→ Do this
What is the number of lines that include the word "Cancel"? Provide only that figure.

→ Data to process

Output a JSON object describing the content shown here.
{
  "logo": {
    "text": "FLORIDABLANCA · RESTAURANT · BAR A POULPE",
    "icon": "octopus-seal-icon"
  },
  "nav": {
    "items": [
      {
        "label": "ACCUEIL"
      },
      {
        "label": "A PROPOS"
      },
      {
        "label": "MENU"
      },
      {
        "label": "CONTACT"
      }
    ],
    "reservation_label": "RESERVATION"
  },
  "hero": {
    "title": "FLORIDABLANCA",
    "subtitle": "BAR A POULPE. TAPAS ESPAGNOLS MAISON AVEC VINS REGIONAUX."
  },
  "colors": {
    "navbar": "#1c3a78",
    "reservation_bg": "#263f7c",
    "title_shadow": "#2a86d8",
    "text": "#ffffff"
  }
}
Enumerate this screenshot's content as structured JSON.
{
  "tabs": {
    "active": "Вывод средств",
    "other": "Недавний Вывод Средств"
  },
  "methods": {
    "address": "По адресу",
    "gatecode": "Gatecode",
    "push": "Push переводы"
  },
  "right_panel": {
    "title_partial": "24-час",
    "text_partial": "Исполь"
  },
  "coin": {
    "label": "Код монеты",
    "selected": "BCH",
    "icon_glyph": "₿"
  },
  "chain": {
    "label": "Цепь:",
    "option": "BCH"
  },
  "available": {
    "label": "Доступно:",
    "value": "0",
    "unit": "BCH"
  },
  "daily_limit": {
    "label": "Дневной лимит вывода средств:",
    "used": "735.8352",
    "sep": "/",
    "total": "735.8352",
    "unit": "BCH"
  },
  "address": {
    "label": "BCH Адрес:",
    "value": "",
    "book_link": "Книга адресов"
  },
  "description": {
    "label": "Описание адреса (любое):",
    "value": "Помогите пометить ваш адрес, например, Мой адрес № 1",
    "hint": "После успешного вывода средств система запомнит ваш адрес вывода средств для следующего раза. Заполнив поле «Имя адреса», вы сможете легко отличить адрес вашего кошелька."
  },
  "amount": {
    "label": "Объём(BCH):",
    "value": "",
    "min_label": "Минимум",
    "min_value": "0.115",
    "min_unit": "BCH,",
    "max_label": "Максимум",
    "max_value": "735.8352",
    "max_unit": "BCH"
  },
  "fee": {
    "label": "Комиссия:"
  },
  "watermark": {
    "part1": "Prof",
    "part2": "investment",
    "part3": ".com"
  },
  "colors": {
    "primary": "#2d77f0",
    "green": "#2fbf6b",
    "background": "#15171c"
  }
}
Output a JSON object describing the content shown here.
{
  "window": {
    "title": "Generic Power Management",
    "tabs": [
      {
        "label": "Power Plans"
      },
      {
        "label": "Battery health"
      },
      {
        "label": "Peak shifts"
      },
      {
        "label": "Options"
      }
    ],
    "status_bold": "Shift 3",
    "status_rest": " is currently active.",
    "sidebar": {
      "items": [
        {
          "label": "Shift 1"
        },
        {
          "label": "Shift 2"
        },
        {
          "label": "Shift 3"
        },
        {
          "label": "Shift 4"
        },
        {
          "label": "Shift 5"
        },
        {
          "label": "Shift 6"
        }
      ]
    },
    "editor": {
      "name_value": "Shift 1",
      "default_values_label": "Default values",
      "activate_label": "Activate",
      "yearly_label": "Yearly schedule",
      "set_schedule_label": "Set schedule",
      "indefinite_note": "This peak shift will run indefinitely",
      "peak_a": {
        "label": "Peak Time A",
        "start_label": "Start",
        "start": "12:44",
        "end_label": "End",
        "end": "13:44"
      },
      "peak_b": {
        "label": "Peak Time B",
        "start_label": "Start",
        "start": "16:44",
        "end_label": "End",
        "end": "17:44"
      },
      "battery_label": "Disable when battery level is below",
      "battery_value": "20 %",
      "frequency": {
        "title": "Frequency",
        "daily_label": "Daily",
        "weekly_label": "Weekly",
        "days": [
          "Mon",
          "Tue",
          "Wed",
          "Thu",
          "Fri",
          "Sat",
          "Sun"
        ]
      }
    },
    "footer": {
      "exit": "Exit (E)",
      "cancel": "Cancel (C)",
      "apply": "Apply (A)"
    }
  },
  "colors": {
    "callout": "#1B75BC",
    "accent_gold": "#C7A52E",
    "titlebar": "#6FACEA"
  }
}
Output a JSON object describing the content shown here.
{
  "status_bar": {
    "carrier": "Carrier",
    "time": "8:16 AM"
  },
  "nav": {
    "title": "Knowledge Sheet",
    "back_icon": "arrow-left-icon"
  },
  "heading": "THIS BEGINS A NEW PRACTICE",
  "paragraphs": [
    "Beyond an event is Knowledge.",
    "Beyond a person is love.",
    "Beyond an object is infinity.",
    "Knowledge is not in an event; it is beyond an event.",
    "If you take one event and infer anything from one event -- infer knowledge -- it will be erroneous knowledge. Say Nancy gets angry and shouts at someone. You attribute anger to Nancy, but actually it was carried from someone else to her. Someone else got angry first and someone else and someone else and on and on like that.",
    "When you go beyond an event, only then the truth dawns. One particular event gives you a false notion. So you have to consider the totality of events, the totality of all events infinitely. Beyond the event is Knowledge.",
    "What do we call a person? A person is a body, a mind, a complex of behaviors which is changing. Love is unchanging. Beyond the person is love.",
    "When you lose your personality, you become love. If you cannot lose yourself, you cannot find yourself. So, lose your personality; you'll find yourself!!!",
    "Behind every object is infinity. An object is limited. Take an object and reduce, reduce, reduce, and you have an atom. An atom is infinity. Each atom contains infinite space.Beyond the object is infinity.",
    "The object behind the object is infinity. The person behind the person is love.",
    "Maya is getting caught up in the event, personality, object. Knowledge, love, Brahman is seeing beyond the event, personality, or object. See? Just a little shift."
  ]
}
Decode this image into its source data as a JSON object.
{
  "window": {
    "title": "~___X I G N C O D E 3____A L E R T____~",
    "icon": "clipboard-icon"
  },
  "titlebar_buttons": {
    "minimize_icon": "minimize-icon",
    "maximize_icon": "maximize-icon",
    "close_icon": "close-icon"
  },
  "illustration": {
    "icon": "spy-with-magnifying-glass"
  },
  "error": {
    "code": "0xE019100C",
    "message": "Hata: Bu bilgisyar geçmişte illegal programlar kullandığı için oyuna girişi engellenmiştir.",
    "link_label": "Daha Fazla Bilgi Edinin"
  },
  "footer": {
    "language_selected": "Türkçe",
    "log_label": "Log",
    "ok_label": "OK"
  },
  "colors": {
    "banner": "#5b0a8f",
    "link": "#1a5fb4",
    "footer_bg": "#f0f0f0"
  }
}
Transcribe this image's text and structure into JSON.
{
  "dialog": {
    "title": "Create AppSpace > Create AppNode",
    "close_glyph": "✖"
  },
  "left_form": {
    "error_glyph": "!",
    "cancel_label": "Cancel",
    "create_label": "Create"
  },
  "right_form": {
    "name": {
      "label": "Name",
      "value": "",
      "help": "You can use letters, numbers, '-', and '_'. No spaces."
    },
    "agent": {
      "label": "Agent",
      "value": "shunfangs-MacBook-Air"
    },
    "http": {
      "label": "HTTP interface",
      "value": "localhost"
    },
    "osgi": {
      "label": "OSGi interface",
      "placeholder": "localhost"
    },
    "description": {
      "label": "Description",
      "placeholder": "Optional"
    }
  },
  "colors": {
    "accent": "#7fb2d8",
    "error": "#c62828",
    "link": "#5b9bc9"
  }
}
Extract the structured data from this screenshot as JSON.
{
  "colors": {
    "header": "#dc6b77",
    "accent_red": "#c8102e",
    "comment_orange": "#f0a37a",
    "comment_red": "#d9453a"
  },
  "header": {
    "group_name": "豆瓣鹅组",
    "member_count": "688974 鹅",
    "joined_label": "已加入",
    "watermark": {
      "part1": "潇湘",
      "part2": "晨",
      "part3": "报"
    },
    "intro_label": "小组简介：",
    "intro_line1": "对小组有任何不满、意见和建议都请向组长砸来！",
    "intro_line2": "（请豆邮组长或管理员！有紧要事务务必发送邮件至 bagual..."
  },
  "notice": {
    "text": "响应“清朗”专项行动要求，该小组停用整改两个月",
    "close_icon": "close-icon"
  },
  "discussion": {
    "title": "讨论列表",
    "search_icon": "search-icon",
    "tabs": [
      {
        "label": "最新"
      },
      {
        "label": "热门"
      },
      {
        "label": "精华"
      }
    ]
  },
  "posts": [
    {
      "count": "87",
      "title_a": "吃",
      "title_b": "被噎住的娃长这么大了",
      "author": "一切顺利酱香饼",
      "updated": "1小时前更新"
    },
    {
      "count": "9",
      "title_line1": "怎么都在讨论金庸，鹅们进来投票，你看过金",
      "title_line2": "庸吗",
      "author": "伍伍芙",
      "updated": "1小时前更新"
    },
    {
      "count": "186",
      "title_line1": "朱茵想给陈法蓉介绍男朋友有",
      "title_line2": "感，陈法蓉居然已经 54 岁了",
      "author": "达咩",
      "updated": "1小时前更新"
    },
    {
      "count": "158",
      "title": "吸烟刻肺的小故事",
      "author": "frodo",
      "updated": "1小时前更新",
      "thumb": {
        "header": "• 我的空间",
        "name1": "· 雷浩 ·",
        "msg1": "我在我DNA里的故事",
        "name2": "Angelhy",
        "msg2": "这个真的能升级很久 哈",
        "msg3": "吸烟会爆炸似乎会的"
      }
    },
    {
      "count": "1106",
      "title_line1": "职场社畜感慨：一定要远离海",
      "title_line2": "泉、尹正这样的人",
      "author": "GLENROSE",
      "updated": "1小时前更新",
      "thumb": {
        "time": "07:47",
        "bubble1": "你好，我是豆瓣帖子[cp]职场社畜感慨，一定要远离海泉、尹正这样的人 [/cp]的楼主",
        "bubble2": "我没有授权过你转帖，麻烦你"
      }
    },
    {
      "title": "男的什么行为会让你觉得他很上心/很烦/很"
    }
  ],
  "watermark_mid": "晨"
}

→ Output
2